[Source data]
▬▬▬
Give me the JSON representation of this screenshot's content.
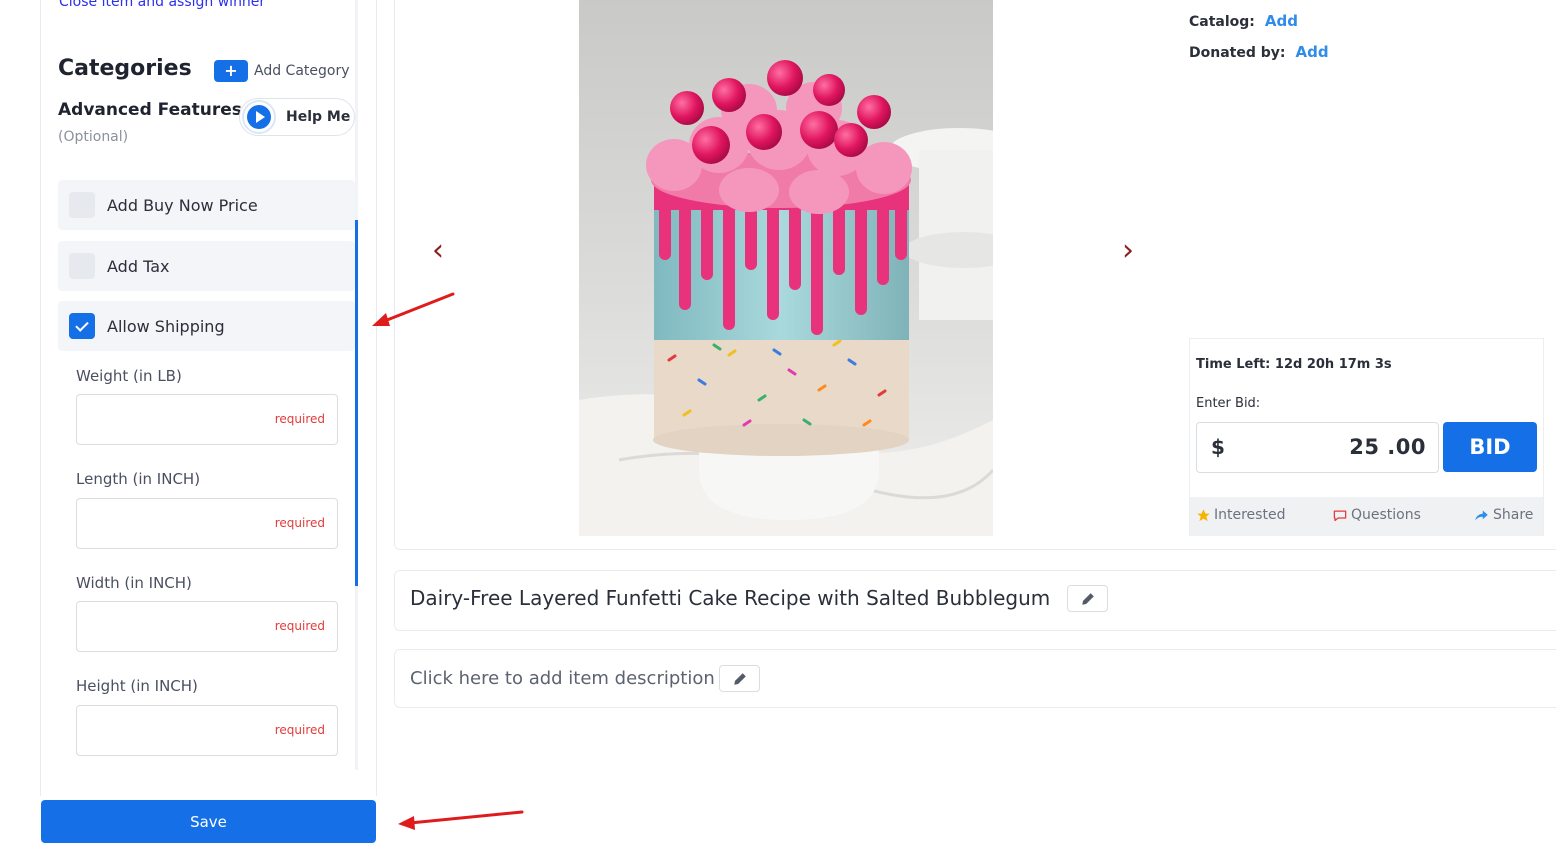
{
  "sidebar": {
    "close_link": "Close item and assign winner",
    "categories_title": "Categories",
    "add_category_label": "Add Category",
    "advanced_title": "Advanced Features",
    "optional_label": "(Optional)",
    "help_label": "Help Me",
    "features": [
      {
        "label": "Add Buy Now Price",
        "checked": false
      },
      {
        "label": "Add Tax",
        "checked": false
      },
      {
        "label": "Allow Shipping",
        "checked": true
      }
    ],
    "shipping_fields": [
      {
        "label": "Weight (in LB)",
        "hint": "required"
      },
      {
        "label": "Length (in INCH)",
        "hint": "required"
      },
      {
        "label": "Width (in INCH)",
        "hint": "required"
      },
      {
        "label": "Height (in INCH)",
        "hint": "required"
      }
    ],
    "save_label": "Save"
  },
  "gallery": {
    "prev_glyph": "‹",
    "next_glyph": "›"
  },
  "details": {
    "catalog_label": "Catalog:",
    "catalog_link": "Add",
    "donated_label": "Donated by:",
    "donated_link": "Add"
  },
  "bid": {
    "time_left": "Time Left: 12d 20h 17m 3s",
    "enter_bid_label": "Enter Bid:",
    "currency": "$",
    "amount": "25 .00",
    "bid_button": "BID",
    "interested_label": "Interested",
    "questions_label": "Questions",
    "share_label": "Share"
  },
  "item": {
    "title": "Dairy-Free Layered Funfetti Cake Recipe with Salted Bubblegum",
    "description_placeholder": "Click here to add item description"
  },
  "colors": {
    "primary": "#1570e8",
    "link": "#2f8ce8",
    "required": "#e23b3b",
    "annotation_arrow": "#e01b1b"
  },
  "icons": [
    "plus-icon",
    "play-icon",
    "checkmark-icon",
    "chevron-left-icon",
    "chevron-right-icon",
    "star-icon",
    "comment-icon",
    "share-icon",
    "pencil-icon"
  ]
}
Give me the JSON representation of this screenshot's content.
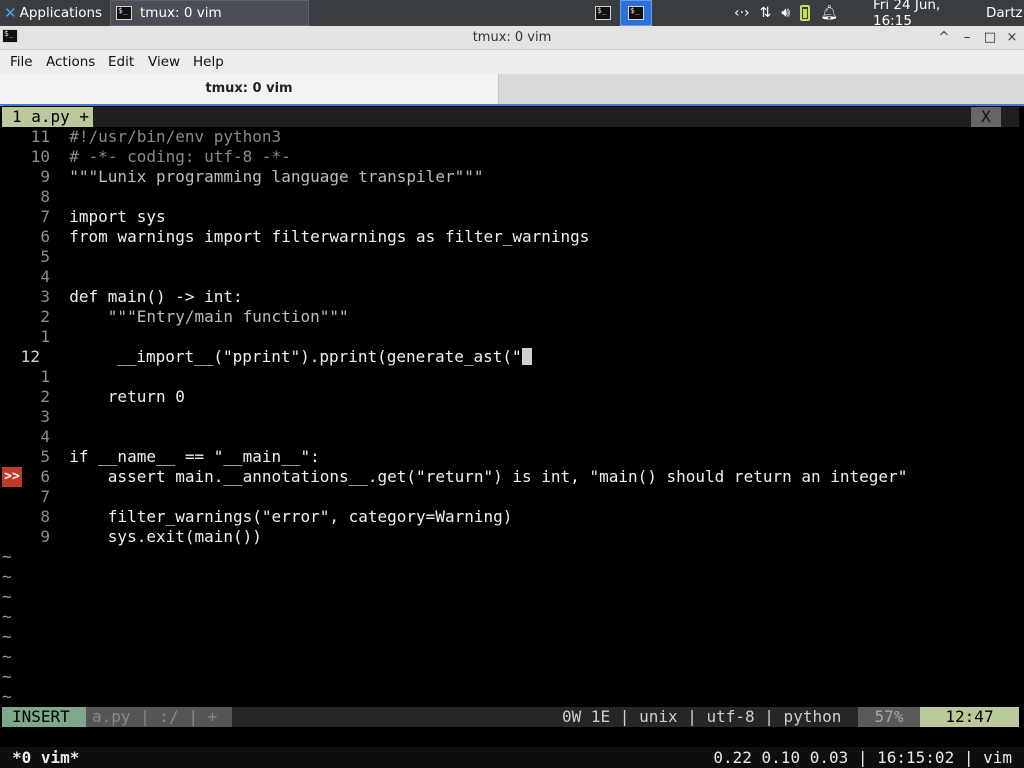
{
  "panel": {
    "applications_label": "Applications",
    "task_label": "tmux: 0 vim",
    "clock": "Fri 24 Jun, 16:15",
    "user": "Dartz"
  },
  "window": {
    "title": "tmux: 0 vim",
    "btn_min": "^",
    "btn_iconify": "–",
    "btn_max": "□",
    "btn_close": "×"
  },
  "menu": [
    "File",
    "Actions",
    "Edit",
    "View",
    "Help"
  ],
  "tab_label": "tmux: 0 vim",
  "vim": {
    "tabline": {
      "active": "1 a.py +",
      "close": "X"
    },
    "lines": [
      {
        "n": "11",
        "t": "#!/usr/bin/env python3"
      },
      {
        "n": "10",
        "t": "# -*- coding: utf-8 -*-"
      },
      {
        "n": "9",
        "t": "\"\"\"Lunix programming language transpiler\"\"\""
      },
      {
        "n": "8",
        "t": ""
      },
      {
        "n": "7",
        "t": "import sys"
      },
      {
        "n": "6",
        "t": "from warnings import filterwarnings as filter_warnings"
      },
      {
        "n": "5",
        "t": ""
      },
      {
        "n": "4",
        "t": ""
      },
      {
        "n": "3",
        "t": "def main() -> int:"
      },
      {
        "n": "2",
        "t": "    \"\"\"Entry/main function\"\"\""
      },
      {
        "n": "1",
        "t": ""
      },
      {
        "n": "12",
        "t": "    __import__(\"pprint\").pprint(generate_ast(\""
      },
      {
        "n": "1",
        "t": ""
      },
      {
        "n": "2",
        "t": "    return 0"
      },
      {
        "n": "3",
        "t": ""
      },
      {
        "n": "4",
        "t": ""
      },
      {
        "n": "5",
        "t": "if __name__ == \"__main__\":"
      },
      {
        "n": "6",
        "t": "    assert main.__annotations__.get(\"return\") is int, \"main() should return an integer\""
      },
      {
        "n": "7",
        "t": ""
      },
      {
        "n": "8",
        "t": "    filter_warnings(\"error\", category=Warning)"
      },
      {
        "n": "9",
        "t": "    sys.exit(main())"
      }
    ],
    "sign_text": ">>",
    "tilde": "~",
    "status": {
      "mode": "INSERT",
      "fileinfo": "a.py | :/ | +",
      "right": "0W 1E | unix | utf-8 | python",
      "percent": "57%",
      "position": "12:47"
    }
  },
  "tmux": {
    "window": "*0 vim*",
    "right": "0.22 0.10 0.03 | 16:15:02 | vim"
  }
}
▬▬▬
Reproduce each record above by retyping it exactly; omit all images.

Give me the JSON representation of this screenshot's content.
{
  "sidebar": {
    "close_link": "Close item and assign winner",
    "categories_title": "Categories",
    "add_category_label": "Add Category",
    "advanced_title": "Advanced Features",
    "optional_label": "(Optional)",
    "help_label": "Help Me",
    "features": [
      {
        "label": "Add Buy Now Price",
        "checked": false
      },
      {
        "label": "Add Tax",
        "checked": false
      },
      {
        "label": "Allow Shipping",
        "checked": true
      }
    ],
    "shipping_fields": [
      {
        "label": "Weight (in LB)",
        "hint": "required"
      },
      {
        "label": "Length (in INCH)",
        "hint": "required"
      },
      {
        "label": "Width (in INCH)",
        "hint": "required"
      },
      {
        "label": "Height (in INCH)",
        "hint": "required"
      }
    ],
    "save_label": "Save"
  },
  "gallery": {
    "prev_glyph": "‹",
    "next_glyph": "›"
  },
  "details": {
    "catalog_label": "Catalog:",
    "catalog_link": "Add",
    "donated_label": "Donated by:",
    "donated_link": "Add"
  },
  "bid": {
    "time_left": "Time Left: 12d 20h 17m 3s",
    "enter_bid_label": "Enter Bid:",
    "currency": "$",
    "amount": "25 .00",
    "bid_button": "BID",
    "interested_label": "Interested",
    "questions_label": "Questions",
    "share_label": "Share"
  },
  "item": {
    "title": "Dairy-Free Layered Funfetti Cake Recipe with Salted Bubblegum",
    "description_placeholder": "Click here to add item description"
  },
  "colors": {
    "primary": "#1570e8",
    "link": "#2f8ce8",
    "required": "#e23b3b",
    "annotation_arrow": "#e01b1b"
  },
  "icons": [
    "plus-icon",
    "play-icon",
    "checkmark-icon",
    "chevron-left-icon",
    "chevron-right-icon",
    "star-icon",
    "comment-icon",
    "share-icon",
    "pencil-icon"
  ]
}
Give me the JSON representation of this screenshot's content.
{
  "panel": {
    "applications_label": "Applications",
    "task_label": "tmux: 0 vim",
    "clock": "Fri 24 Jun, 16:15",
    "user": "Dartz"
  },
  "window": {
    "title": "tmux: 0 vim",
    "btn_min": "^",
    "btn_iconify": "–",
    "btn_max": "□",
    "btn_close": "×"
  },
  "menu": [
    "File",
    "Actions",
    "Edit",
    "View",
    "Help"
  ],
  "tab_label": "tmux: 0 vim",
  "vim": {
    "tabline": {
      "active": "1 a.py +",
      "close": "X"
    },
    "lines": [
      {
        "n": "11",
        "t": "#!/usr/bin/env python3"
      },
      {
        "n": "10",
        "t": "# -*- coding: utf-8 -*-"
      },
      {
        "n": "9",
        "t": "\"\"\"Lunix programming language transpiler\"\"\""
      },
      {
        "n": "8",
        "t": ""
      },
      {
        "n": "7",
        "t": "import sys"
      },
      {
        "n": "6",
        "t": "from warnings import filterwarnings as filter_warnings"
      },
      {
        "n": "5",
        "t": ""
      },
      {
        "n": "4",
        "t": ""
      },
      {
        "n": "3",
        "t": "def main() -> int:"
      },
      {
        "n": "2",
        "t": "    \"\"\"Entry/main function\"\"\""
      },
      {
        "n": "1",
        "t": ""
      },
      {
        "n": "12",
        "t": "    __import__(\"pprint\").pprint(generate_ast(\""
      },
      {
        "n": "1",
        "t": ""
      },
      {
        "n": "2",
        "t": "    return 0"
      },
      {
        "n": "3",
        "t": ""
      },
      {
        "n": "4",
        "t": ""
      },
      {
        "n": "5",
        "t": "if __name__ == \"__main__\":"
      },
      {
        "n": "6",
        "t": "    assert main.__annotations__.get(\"return\") is int, \"main() should return an integer\""
      },
      {
        "n": "7",
        "t": ""
      },
      {
        "n": "8",
        "t": "    filter_warnings(\"error\", category=Warning)"
      },
      {
        "n": "9",
        "t": "    sys.exit(main())"
      }
    ],
    "sign_text": ">>",
    "tilde": "~",
    "status": {
      "mode": "INSERT",
      "fileinfo": "a.py | :/ | +",
      "right": "0W 1E | unix | utf-8 | python",
      "percent": "57%",
      "position": "12:47"
    }
  },
  "tmux": {
    "window": "*0 vim*",
    "right": "0.22 0.10 0.03 | 16:15:02 | vim"
  }
}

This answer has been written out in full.